From the entries below, gather every line containing the string "фондов".
── Material ──
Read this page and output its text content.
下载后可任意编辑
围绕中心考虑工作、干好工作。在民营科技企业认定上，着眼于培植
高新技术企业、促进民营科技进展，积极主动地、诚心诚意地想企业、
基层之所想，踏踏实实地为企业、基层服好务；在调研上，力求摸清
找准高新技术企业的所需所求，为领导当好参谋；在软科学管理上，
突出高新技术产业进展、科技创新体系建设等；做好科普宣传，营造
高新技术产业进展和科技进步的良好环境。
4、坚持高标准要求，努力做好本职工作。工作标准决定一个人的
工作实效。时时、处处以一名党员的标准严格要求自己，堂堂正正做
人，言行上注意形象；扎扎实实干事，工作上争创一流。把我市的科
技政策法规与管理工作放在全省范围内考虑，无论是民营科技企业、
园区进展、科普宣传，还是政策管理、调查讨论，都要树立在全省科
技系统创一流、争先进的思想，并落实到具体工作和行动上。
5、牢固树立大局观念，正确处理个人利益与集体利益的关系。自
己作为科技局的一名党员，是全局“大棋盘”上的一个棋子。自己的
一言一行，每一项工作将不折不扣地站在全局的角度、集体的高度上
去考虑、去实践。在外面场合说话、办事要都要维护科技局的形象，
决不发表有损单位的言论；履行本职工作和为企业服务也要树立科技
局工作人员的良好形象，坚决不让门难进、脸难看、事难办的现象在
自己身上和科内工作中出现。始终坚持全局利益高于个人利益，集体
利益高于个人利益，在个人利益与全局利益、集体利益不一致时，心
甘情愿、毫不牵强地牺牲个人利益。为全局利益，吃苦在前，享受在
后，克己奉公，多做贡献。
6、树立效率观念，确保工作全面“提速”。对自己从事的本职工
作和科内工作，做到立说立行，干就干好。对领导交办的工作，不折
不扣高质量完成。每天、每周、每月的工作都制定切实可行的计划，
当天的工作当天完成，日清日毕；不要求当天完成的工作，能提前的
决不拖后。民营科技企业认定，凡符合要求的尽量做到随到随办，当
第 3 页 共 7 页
───
── Material ──
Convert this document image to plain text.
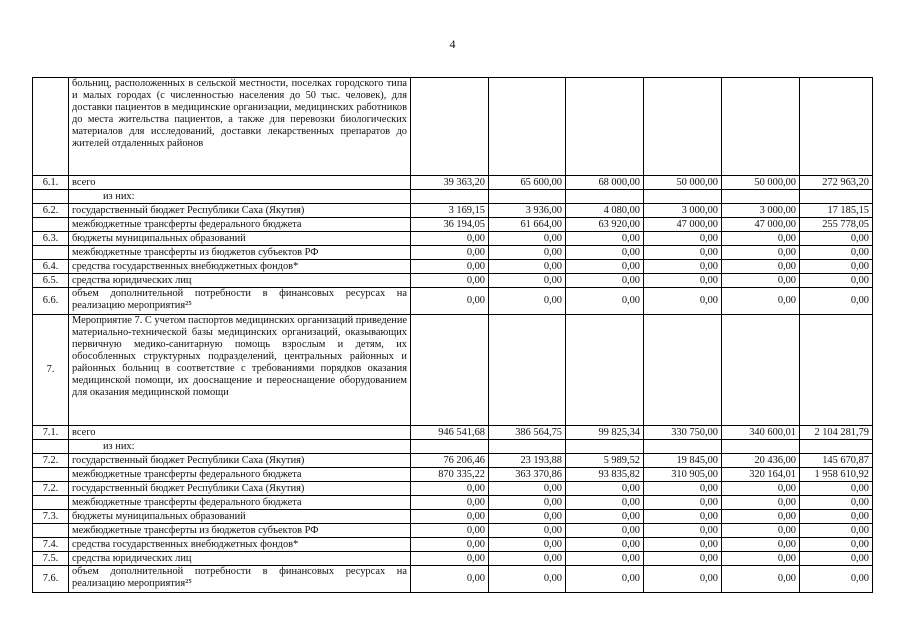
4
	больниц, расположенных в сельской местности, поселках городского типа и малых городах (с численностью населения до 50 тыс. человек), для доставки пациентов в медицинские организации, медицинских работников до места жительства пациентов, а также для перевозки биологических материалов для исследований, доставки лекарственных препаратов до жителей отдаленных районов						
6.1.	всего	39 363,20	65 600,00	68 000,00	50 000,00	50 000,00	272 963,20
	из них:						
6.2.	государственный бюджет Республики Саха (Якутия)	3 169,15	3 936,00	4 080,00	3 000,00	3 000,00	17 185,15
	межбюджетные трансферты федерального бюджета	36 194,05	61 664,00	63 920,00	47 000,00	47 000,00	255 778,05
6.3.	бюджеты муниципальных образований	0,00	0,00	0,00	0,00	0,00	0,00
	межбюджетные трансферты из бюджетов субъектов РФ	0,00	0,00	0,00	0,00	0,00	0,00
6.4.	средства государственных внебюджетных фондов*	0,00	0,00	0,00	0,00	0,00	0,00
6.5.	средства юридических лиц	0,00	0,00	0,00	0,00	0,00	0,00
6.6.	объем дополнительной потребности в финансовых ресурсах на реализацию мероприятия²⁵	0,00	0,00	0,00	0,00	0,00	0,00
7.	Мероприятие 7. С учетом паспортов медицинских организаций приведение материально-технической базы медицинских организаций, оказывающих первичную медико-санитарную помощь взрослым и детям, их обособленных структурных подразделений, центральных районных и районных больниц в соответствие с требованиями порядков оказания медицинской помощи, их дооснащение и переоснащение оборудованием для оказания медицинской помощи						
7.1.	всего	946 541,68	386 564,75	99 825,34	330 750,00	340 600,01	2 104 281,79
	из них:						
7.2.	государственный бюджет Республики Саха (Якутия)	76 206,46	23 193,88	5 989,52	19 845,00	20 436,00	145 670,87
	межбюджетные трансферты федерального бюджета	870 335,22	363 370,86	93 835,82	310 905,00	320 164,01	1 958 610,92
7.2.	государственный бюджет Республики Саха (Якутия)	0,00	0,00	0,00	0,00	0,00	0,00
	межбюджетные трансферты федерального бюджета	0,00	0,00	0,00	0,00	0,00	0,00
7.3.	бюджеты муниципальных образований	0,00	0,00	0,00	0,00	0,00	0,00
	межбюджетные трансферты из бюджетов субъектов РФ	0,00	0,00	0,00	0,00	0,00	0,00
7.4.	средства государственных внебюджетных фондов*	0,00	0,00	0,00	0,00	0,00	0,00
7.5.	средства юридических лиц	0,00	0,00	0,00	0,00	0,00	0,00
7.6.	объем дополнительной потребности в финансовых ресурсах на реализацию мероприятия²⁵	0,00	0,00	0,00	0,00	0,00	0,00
───
* **Written response**
6.4.	средства государственных внебюджетных фондов*	0,00	0,00	0,00	0,00	0,00	0,00
7.4.	средства государственных внебюджетных фондов*	0,00	0,00	0,00	0,00	0,00	0,00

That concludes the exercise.